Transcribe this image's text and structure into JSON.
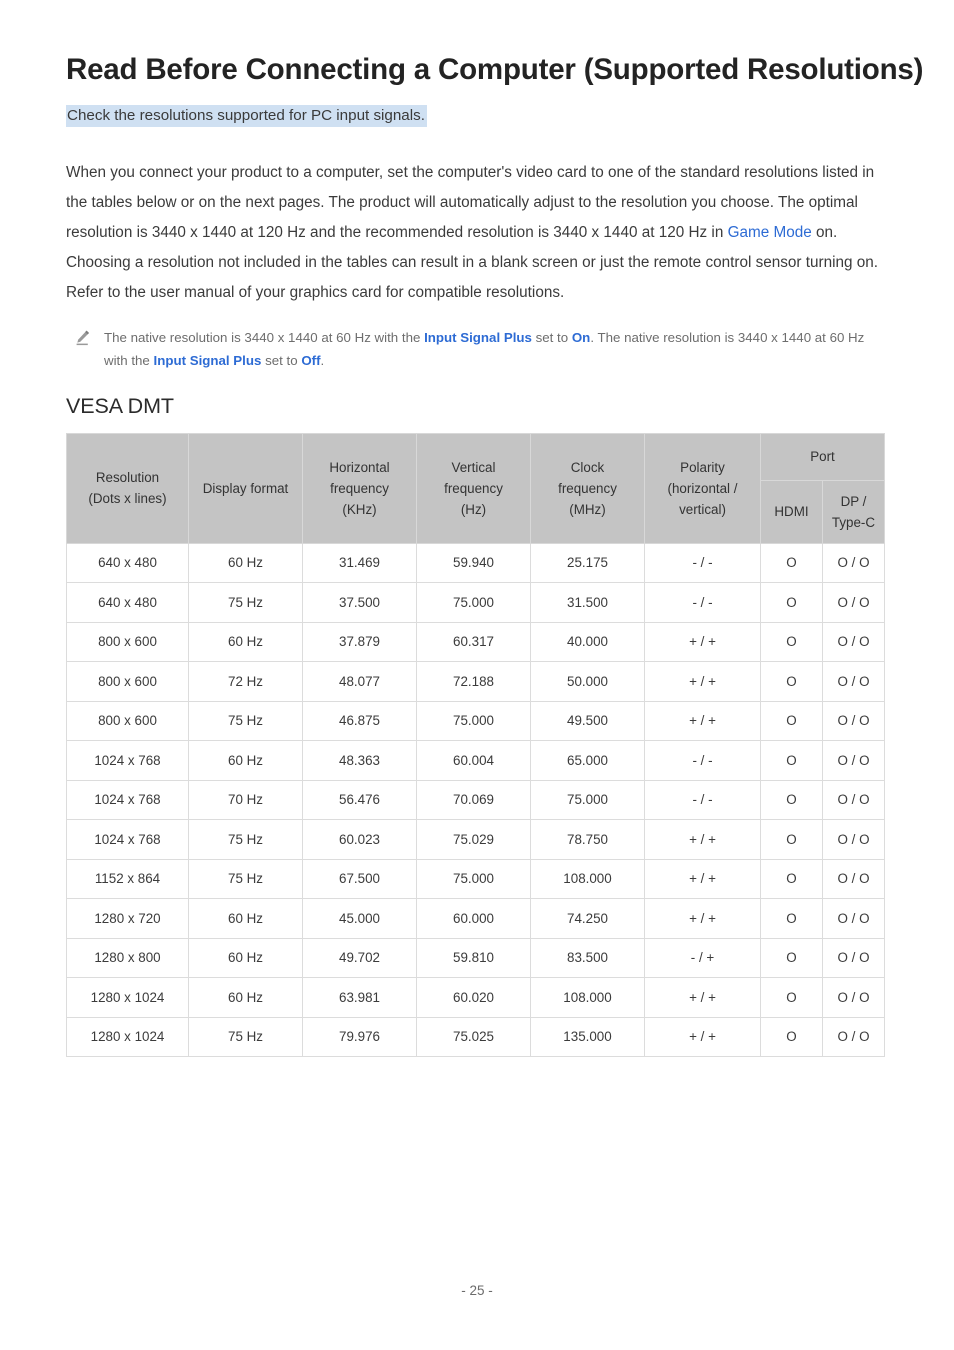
{
  "document": {
    "title": "Read Before Connecting a Computer (Supported Resolutions)",
    "highlight_note": "Check the resolutions supported for PC input signals.",
    "body_paragraph": {
      "part1": "When you connect your product to a computer, set the computer's video card to one of the standard resolutions listed in the tables below or on the next pages. The product will automatically adjust to the resolution you choose. The optimal resolution is 3440 x 1440 at 120 Hz and the recommended resolution is 3440 x 1440 at 120 Hz in ",
      "link1": "Game Mode",
      "part2": " on. Choosing a resolution not included in the tables can result in a blank screen or just the remote control sensor turning on. Refer to the user manual of your graphics card for compatible resolutions."
    },
    "note": {
      "icon": "pencil-icon",
      "text1": "The native resolution is 3440 x 1440 at 60 Hz with the ",
      "term1": "Input Signal Plus",
      "text2": " set to ",
      "term2": "On",
      "text3": ". The native resolution is 3440 x 1440 at 60 Hz with the ",
      "term3": "Input Signal Plus",
      "text4": " set to ",
      "term4": "Off",
      "text5": "."
    },
    "section_title": "VESA DMT",
    "page_number": "- 25 -"
  },
  "colors": {
    "highlight": "#cfe0f2",
    "link": "#2d6bd4",
    "table_header_bg": "#c4c4c4",
    "table_border": "#dcdcdc",
    "note_text": "#6d6d6d"
  },
  "table": {
    "headers": {
      "resolution_line1": "Resolution",
      "resolution_line2": "(Dots x lines)",
      "display_format": "Display format",
      "horizontal_line1": "Horizontal",
      "horizontal_line2": "frequency",
      "horizontal_line3": "(KHz)",
      "vertical_line1": "Vertical",
      "vertical_line2": "frequency",
      "vertical_line3": "(Hz)",
      "clock_line1": "Clock",
      "clock_line2": "frequency",
      "clock_line3": "(MHz)",
      "polarity_line1": "Polarity",
      "polarity_line2": "(horizontal /",
      "polarity_line3": "vertical)",
      "port": "Port",
      "hdmi": "HDMI",
      "dp_line1": "DP /",
      "dp_line2": "Type-C"
    },
    "columns": [
      "Resolution (Dots x lines)",
      "Display format",
      "Horizontal frequency (KHz)",
      "Vertical frequency (Hz)",
      "Clock frequency (MHz)",
      "Polarity (horizontal / vertical)",
      "HDMI",
      "DP / Type-C"
    ],
    "rows": [
      {
        "resolution": "640 x 480",
        "format": "60 Hz",
        "hfreq": "31.469",
        "vfreq": "59.940",
        "clock": "25.175",
        "polarity": "- / -",
        "hdmi": "O",
        "dp": "O / O"
      },
      {
        "resolution": "640 x 480",
        "format": "75 Hz",
        "hfreq": "37.500",
        "vfreq": "75.000",
        "clock": "31.500",
        "polarity": "- / -",
        "hdmi": "O",
        "dp": "O / O"
      },
      {
        "resolution": "800 x 600",
        "format": "60 Hz",
        "hfreq": "37.879",
        "vfreq": "60.317",
        "clock": "40.000",
        "polarity": "+ / +",
        "hdmi": "O",
        "dp": "O / O"
      },
      {
        "resolution": "800 x 600",
        "format": "72 Hz",
        "hfreq": "48.077",
        "vfreq": "72.188",
        "clock": "50.000",
        "polarity": "+ / +",
        "hdmi": "O",
        "dp": "O / O"
      },
      {
        "resolution": "800 x 600",
        "format": "75 Hz",
        "hfreq": "46.875",
        "vfreq": "75.000",
        "clock": "49.500",
        "polarity": "+ / +",
        "hdmi": "O",
        "dp": "O / O"
      },
      {
        "resolution": "1024 x 768",
        "format": "60 Hz",
        "hfreq": "48.363",
        "vfreq": "60.004",
        "clock": "65.000",
        "polarity": "- / -",
        "hdmi": "O",
        "dp": "O / O"
      },
      {
        "resolution": "1024 x 768",
        "format": "70 Hz",
        "hfreq": "56.476",
        "vfreq": "70.069",
        "clock": "75.000",
        "polarity": "- / -",
        "hdmi": "O",
        "dp": "O / O"
      },
      {
        "resolution": "1024 x 768",
        "format": "75 Hz",
        "hfreq": "60.023",
        "vfreq": "75.029",
        "clock": "78.750",
        "polarity": "+ / +",
        "hdmi": "O",
        "dp": "O / O"
      },
      {
        "resolution": "1152 x 864",
        "format": "75 Hz",
        "hfreq": "67.500",
        "vfreq": "75.000",
        "clock": "108.000",
        "polarity": "+ / +",
        "hdmi": "O",
        "dp": "O / O"
      },
      {
        "resolution": "1280 x 720",
        "format": "60 Hz",
        "hfreq": "45.000",
        "vfreq": "60.000",
        "clock": "74.250",
        "polarity": "+ / +",
        "hdmi": "O",
        "dp": "O / O"
      },
      {
        "resolution": "1280 x 800",
        "format": "60 Hz",
        "hfreq": "49.702",
        "vfreq": "59.810",
        "clock": "83.500",
        "polarity": "- / +",
        "hdmi": "O",
        "dp": "O / O"
      },
      {
        "resolution": "1280 x 1024",
        "format": "60 Hz",
        "hfreq": "63.981",
        "vfreq": "60.020",
        "clock": "108.000",
        "polarity": "+ / +",
        "hdmi": "O",
        "dp": "O / O"
      },
      {
        "resolution": "1280 x 1024",
        "format": "75 Hz",
        "hfreq": "79.976",
        "vfreq": "75.025",
        "clock": "135.000",
        "polarity": "+ / +",
        "hdmi": "O",
        "dp": "O / O"
      }
    ]
  }
}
++++++++++
### AIM
Without the pictures, restate all the entries above exactly.

### FINAL ANSWER
Transcribe this image's text and structure into JSON.
{
  "document": {
    "title": "Read Before Connecting a Computer (Supported Resolutions)",
    "highlight_note": "Check the resolutions supported for PC input signals.",
    "body_paragraph": {
      "part1": "When you connect your product to a computer, set the computer's video card to one of the standard resolutions listed in the tables below or on the next pages. The product will automatically adjust to the resolution you choose. The optimal resolution is 3440 x 1440 at 120 Hz and the recommended resolution is 3440 x 1440 at 120 Hz in ",
      "link1": "Game Mode",
      "part2": " on. Choosing a resolution not included in the tables can result in a blank screen or just the remote control sensor turning on. Refer to the user manual of your graphics card for compatible resolutions."
    },
    "note": {
      "icon": "pencil-icon",
      "text1": "The native resolution is 3440 x 1440 at 60 Hz with the ",
      "term1": "Input Signal Plus",
      "text2": " set to ",
      "term2": "On",
      "text3": ". The native resolution is 3440 x 1440 at 60 Hz with the ",
      "term3": "Input Signal Plus",
      "text4": " set to ",
      "term4": "Off",
      "text5": "."
    },
    "section_title": "VESA DMT",
    "page_number": "- 25 -"
  },
  "colors": {
    "highlight": "#cfe0f2",
    "link": "#2d6bd4",
    "table_header_bg": "#c4c4c4",
    "table_border": "#dcdcdc",
    "note_text": "#6d6d6d"
  },
  "table": {
    "headers": {
      "resolution_line1": "Resolution",
      "resolution_line2": "(Dots x lines)",
      "display_format": "Display format",
      "horizontal_line1": "Horizontal",
      "horizontal_line2": "frequency",
      "horizontal_line3": "(KHz)",
      "vertical_line1": "Vertical",
      "vertical_line2": "frequency",
      "vertical_line3": "(Hz)",
      "clock_line1": "Clock",
      "clock_line2": "frequency",
      "clock_line3": "(MHz)",
      "polarity_line1": "Polarity",
      "polarity_line2": "(horizontal /",
      "polarity_line3": "vertical)",
      "port": "Port",
      "hdmi": "HDMI",
      "dp_line1": "DP /",
      "dp_line2": "Type-C"
    },
    "columns": [
      "Resolution (Dots x lines)",
      "Display format",
      "Horizontal frequency (KHz)",
      "Vertical frequency (Hz)",
      "Clock frequency (MHz)",
      "Polarity (horizontal / vertical)",
      "HDMI",
      "DP / Type-C"
    ],
    "rows": [
      {
        "resolution": "640 x 480",
        "format": "60 Hz",
        "hfreq": "31.469",
        "vfreq": "59.940",
        "clock": "25.175",
        "polarity": "- / -",
        "hdmi": "O",
        "dp": "O / O"
      },
      {
        "resolution": "640 x 480",
        "format": "75 Hz",
        "hfreq": "37.500",
        "vfreq": "75.000",
        "clock": "31.500",
        "polarity": "- / -",
        "hdmi": "O",
        "dp": "O / O"
      },
      {
        "resolution": "800 x 600",
        "format": "60 Hz",
        "hfreq": "37.879",
        "vfreq": "60.317",
        "clock": "40.000",
        "polarity": "+ / +",
        "hdmi": "O",
        "dp": "O / O"
      },
      {
        "resolution": "800 x 600",
        "format": "72 Hz",
        "hfreq": "48.077",
        "vfreq": "72.188",
        "clock": "50.000",
        "polarity": "+ / +",
        "hdmi": "O",
        "dp": "O / O"
      },
      {
        "resolution": "800 x 600",
        "format": "75 Hz",
        "hfreq": "46.875",
        "vfreq": "75.000",
        "clock": "49.500",
        "polarity": "+ / +",
        "hdmi": "O",
        "dp": "O / O"
      },
      {
        "resolution": "1024 x 768",
        "format": "60 Hz",
        "hfreq": "48.363",
        "vfreq": "60.004",
        "clock": "65.000",
        "polarity": "- / -",
        "hdmi": "O",
        "dp": "O / O"
      },
      {
        "resolution": "1024 x 768",
        "format": "70 Hz",
        "hfreq": "56.476",
        "vfreq": "70.069",
        "clock": "75.000",
        "polarity": "- / -",
        "hdmi": "O",
        "dp": "O / O"
      },
      {
        "resolution": "1024 x 768",
        "format": "75 Hz",
        "hfreq": "60.023",
        "vfreq": "75.029",
        "clock": "78.750",
        "polarity": "+ / +",
        "hdmi": "O",
        "dp": "O / O"
      },
      {
        "resolution": "1152 x 864",
        "format": "75 Hz",
        "hfreq": "67.500",
        "vfreq": "75.000",
        "clock": "108.000",
        "polarity": "+ / +",
        "hdmi": "O",
        "dp": "O / O"
      },
      {
        "resolution": "1280 x 720",
        "format": "60 Hz",
        "hfreq": "45.000",
        "vfreq": "60.000",
        "clock": "74.250",
        "polarity": "+ / +",
        "hdmi": "O",
        "dp": "O / O"
      },
      {
        "resolution": "1280 x 800",
        "format": "60 Hz",
        "hfreq": "49.702",
        "vfreq": "59.810",
        "clock": "83.500",
        "polarity": "- / +",
        "hdmi": "O",
        "dp": "O / O"
      },
      {
        "resolution": "1280 x 1024",
        "format": "60 Hz",
        "hfreq": "63.981",
        "vfreq": "60.020",
        "clock": "108.000",
        "polarity": "+ / +",
        "hdmi": "O",
        "dp": "O / O"
      },
      {
        "resolution": "1280 x 1024",
        "format": "75 Hz",
        "hfreq": "79.976",
        "vfreq": "75.025",
        "clock": "135.000",
        "polarity": "+ / +",
        "hdmi": "O",
        "dp": "O / O"
      }
    ]
  }
}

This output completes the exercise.